*** TEXTO SELECCIONADO

Fe y verdad
23. Si no creéis, no
comprenderéis (cf. Is 7,9). La versión griega de la Biblia hebrea, la
traducción de los Setenta realizada en Alejandría de Egipto, traduce así las
palabras del profeta Isaías al rey Acaz. De este modo, la cuestión del
conocimiento de la verdad se colocaba en el centro de la fe.
Pero en el texto
hebreo leemos de modo diferente. Aquí, el profeta dice al rey: « Si no creéis,
no subsistiréis ». Se trata de un juego de palabras con dos formas del verbo ’amán:
« creéis » (ta’aminu), y « subsistiréis » (te’amenu).
Amedrentado
por la fuerza de sus enemigos, el rey busca la seguridad de una alianza con el
gran imperio de Asiria. El profeta le invita entonces a fiarse únicamente de la
verdadera roca que no vacila, del Dios de Israel. Puesto que Dios es fiable, es
razonable tener fe en él, cimentar la propia seguridad sobre su Palabra. Es
este el Dios al que Isaías llamará más adelante dos veces « el Dios del Amén »
(Is 65,16), fundamento indestructible de fidelidad a la alianza.
Se
podría pensar que la versión griega de la Biblia, al traducir « subsistir » por
« comprender », ha hecho un cambio profundo del sentido del texto, pasando de
la noción bíblica de confianza en Dios a la griega de comprensión. Sin embargo,
esta traducción, que aceptaba ciertamente el diálogo con la cultura helenista,
no es ajena a la dinámica profunda del texto hebreo.
En efecto, la subsistencia
que Isaías promete al rey pasa por la comprensión de la acción de Dios y de la
unidad que él confiere a la vida del hombre y a la historia del pueblo. El
profeta invita a comprender las vías del Señor, descubriendo en la fidelidad de
Dios el plan de sabiduría que gobierna los siglos.
San Agustín ha hecho una
síntesis de « comprender » y « subsistir » en sus Confesiones, cuando
habla de fiarse de la verdad para mantenerse en pie: « Me estabilizaré y
consolidaré en ti […], en tu verdad »[17].

******
*** FILAS

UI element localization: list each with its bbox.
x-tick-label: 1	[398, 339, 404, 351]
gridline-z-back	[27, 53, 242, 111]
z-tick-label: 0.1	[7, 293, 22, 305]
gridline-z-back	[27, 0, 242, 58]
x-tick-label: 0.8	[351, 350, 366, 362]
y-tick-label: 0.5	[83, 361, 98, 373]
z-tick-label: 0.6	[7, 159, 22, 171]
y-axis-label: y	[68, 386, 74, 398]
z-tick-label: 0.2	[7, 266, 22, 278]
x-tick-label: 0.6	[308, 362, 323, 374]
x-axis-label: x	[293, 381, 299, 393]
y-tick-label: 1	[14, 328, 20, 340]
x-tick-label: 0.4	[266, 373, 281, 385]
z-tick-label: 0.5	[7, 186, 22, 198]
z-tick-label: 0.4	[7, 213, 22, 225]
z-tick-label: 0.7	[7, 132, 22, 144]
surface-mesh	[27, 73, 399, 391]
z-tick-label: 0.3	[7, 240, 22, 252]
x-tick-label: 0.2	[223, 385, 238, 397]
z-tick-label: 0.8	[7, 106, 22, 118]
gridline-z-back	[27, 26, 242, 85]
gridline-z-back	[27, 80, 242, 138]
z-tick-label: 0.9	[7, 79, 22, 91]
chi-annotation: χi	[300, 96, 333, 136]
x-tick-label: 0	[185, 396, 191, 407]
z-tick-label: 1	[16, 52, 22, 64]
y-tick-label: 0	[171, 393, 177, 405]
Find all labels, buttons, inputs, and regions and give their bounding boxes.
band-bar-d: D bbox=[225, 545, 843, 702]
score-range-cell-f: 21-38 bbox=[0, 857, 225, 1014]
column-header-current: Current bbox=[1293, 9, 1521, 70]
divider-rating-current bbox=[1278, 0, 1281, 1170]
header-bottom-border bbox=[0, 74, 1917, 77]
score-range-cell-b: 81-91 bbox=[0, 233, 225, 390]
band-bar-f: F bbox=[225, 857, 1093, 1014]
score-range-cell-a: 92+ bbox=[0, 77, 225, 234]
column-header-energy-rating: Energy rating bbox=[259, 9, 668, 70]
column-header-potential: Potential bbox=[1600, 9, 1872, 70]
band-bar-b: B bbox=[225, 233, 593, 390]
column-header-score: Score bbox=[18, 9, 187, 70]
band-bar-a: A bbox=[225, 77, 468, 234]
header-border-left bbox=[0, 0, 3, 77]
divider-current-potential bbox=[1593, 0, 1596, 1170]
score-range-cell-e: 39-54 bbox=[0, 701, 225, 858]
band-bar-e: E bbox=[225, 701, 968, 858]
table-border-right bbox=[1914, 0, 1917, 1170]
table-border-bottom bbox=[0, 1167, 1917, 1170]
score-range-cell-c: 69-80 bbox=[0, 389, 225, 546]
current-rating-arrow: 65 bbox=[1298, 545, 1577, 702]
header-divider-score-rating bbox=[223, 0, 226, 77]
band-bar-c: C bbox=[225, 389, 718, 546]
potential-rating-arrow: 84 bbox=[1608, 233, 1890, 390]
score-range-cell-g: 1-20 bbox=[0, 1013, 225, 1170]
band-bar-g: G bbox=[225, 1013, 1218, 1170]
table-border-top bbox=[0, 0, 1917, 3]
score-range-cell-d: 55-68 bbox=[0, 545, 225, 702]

******

Cita literalmente el fragmento del texto sobre la fe y la verdad que comienza en "Amedrentado" y termina en "a la alianza.".

Amedrentado
por la fuerza de sus enemigos, el rey busca la seguridad de una alianza con el
gran imperio de Asiria. El profeta le invita entonces a fiarse únicamente de la
verdadera roca que no vacila, del Dios de Israel. Puesto que Dios es fiable, es
razonable tener fe en él, cimentar la propia seguridad sobre su Palabra. Es
este el Dios al que Isaías llamará más adelante dos veces « el Dios del Amén »
(Is 65,16), fundamento indestructible de fidelidad a la alianza.